### Trecho do texto:
# # #

Com freqüência, percebo que eles se espantam um pouco com o que falo, interessados que estão na minha arquitetura. Lembro-lhes como a arquitetura é injusta, só servindo aos poderosos, que para os mais pobres ela não existe, a vê-la de longe, de seus míseros barracos de madeira.

E, pouco a pouco, eles vão ouvindo a minha fala tão diferente do que esperavam ouvir. E a maioria – gente jovem – acaba se interessando pelo que digo, uma conversa que de um arquiteto não ouvira antes.

# # #

### Pedido escrito 1:
Transcreva fielmente as linhas da listagem, começando pela primeira e terminando na linha que contém "bounce-hostname-label: Hostname —", ambas incluídas.

# # #

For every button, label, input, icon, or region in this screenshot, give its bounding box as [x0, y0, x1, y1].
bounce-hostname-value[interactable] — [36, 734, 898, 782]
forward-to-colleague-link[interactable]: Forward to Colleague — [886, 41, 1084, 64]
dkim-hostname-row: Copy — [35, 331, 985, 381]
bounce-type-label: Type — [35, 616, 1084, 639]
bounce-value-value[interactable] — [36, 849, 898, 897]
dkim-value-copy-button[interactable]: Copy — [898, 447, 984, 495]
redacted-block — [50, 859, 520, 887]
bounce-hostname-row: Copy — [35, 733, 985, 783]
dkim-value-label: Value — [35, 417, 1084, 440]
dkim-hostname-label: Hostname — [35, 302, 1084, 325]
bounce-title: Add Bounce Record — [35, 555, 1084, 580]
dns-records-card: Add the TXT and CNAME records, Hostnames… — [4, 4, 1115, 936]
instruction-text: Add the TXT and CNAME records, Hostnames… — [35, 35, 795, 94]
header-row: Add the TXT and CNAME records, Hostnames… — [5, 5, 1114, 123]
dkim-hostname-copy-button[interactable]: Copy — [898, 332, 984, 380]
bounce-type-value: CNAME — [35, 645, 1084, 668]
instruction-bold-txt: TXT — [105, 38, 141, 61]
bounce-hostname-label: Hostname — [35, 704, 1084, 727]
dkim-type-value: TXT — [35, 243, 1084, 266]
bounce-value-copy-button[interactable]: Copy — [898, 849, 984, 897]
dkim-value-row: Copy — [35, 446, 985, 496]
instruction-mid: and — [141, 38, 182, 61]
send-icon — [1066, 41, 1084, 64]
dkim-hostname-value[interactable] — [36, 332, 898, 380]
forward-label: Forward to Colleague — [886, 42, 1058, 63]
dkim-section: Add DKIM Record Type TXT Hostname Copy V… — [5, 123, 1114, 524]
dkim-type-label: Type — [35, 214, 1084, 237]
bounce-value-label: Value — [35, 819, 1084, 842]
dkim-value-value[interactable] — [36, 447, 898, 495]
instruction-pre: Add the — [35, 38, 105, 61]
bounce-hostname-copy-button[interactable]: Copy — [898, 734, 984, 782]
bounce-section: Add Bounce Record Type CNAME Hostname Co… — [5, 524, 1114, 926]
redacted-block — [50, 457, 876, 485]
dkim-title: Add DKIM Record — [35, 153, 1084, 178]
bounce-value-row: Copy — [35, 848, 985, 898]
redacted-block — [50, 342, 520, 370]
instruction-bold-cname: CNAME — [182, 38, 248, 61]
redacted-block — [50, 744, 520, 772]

# # #

### Pedido escrito 2:
Segundo o trecho sobre arquitetura, a quem a arquitetura serve?

### Resultado da tarefa 1:
For every button, label, input, icon, or region in this screenshot, give its bounding box as [x0, y0, x1, y1].
bounce-hostname-value[interactable] — [36, 734, 898, 782]
forward-to-colleague-link[interactable]: Forward to Colleague — [886, 41, 1084, 64]
dkim-hostname-row: Copy — [35, 331, 985, 381]
bounce-type-label: Type — [35, 616, 1084, 639]
bounce-value-value[interactable] — [36, 849, 898, 897]
dkim-value-copy-button[interactable]: Copy — [898, 447, 984, 495]
redacted-block — [50, 859, 520, 887]
bounce-hostname-row: Copy — [35, 733, 985, 783]
dkim-value-label: Value — [35, 417, 1084, 440]
dkim-hostname-label: Hostname — [35, 302, 1084, 325]
bounce-title: Add Bounce Record — [35, 555, 1084, 580]
dns-records-card: Add the TXT and CNAME records, Hostnames… — [4, 4, 1115, 936]
instruction-text: Add the TXT and CNAME records, Hostnames… — [35, 35, 795, 94]
header-row: Add the TXT and CNAME records, Hostnames… — [5, 5, 1114, 123]
dkim-hostname-copy-button[interactable]: Copy — [898, 332, 984, 380]
bounce-type-value: CNAME — [35, 645, 1084, 668]
instruction-bold-txt: TXT — [105, 38, 141, 61]
bounce-hostname-label: Hostname — [35, 704, 1084, 727]

### Resultado da tarefa 2:
Somente aos poderosos.